| Aim of the exercise |
Check every line of the entries for "데이터베이스", and copy the lines that hold it.

>>>

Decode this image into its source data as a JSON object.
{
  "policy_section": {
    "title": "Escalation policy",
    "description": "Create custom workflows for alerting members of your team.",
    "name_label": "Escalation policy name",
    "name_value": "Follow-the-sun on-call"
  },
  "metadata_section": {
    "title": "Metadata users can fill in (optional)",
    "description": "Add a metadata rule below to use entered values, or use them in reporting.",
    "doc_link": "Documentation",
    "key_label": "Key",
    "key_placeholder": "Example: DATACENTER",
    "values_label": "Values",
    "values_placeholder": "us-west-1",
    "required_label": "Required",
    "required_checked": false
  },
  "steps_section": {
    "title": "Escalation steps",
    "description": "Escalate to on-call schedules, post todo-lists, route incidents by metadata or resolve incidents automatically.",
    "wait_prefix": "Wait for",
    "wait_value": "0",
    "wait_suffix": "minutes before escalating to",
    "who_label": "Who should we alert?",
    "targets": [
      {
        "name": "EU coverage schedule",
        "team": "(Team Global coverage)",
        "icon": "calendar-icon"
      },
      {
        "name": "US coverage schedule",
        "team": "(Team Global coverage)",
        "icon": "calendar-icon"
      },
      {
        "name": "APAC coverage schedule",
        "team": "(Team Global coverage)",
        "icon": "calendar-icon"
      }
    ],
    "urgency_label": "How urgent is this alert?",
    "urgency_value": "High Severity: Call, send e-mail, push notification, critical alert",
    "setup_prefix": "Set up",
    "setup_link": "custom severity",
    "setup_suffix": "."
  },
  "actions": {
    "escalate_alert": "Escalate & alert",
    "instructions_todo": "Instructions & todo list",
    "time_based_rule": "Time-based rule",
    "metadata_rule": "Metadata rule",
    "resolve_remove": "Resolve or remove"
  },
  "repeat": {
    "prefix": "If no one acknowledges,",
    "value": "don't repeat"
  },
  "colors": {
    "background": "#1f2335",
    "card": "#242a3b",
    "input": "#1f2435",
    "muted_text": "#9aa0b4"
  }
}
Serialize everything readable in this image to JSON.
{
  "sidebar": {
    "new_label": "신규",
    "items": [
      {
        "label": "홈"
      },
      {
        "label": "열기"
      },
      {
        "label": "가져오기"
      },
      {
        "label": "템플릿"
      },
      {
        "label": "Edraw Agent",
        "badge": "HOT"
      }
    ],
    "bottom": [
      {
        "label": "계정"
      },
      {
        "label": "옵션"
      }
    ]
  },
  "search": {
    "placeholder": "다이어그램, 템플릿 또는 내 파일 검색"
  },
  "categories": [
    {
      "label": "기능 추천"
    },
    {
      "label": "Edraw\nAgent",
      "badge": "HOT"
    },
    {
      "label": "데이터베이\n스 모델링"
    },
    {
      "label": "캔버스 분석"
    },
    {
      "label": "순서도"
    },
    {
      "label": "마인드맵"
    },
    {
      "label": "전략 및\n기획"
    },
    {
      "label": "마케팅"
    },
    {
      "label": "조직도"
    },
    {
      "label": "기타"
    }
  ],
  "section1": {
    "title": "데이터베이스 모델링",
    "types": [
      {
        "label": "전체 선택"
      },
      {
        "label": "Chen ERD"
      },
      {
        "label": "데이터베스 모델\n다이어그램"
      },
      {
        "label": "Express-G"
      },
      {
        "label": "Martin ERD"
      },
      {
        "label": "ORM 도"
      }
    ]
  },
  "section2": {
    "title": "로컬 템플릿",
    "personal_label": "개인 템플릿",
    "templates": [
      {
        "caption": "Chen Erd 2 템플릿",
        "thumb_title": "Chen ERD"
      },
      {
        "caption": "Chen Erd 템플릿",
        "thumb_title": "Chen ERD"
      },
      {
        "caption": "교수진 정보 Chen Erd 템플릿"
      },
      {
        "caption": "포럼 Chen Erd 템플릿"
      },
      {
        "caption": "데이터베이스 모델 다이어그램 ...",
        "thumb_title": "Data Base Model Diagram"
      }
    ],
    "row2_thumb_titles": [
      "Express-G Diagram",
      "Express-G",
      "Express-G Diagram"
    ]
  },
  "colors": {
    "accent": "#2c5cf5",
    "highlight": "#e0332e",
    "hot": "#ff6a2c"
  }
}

<<<

| Solution |
    "title": "데이터베이스 모델링",
        "caption": "데이터베이스 모델 다이어그램 ...",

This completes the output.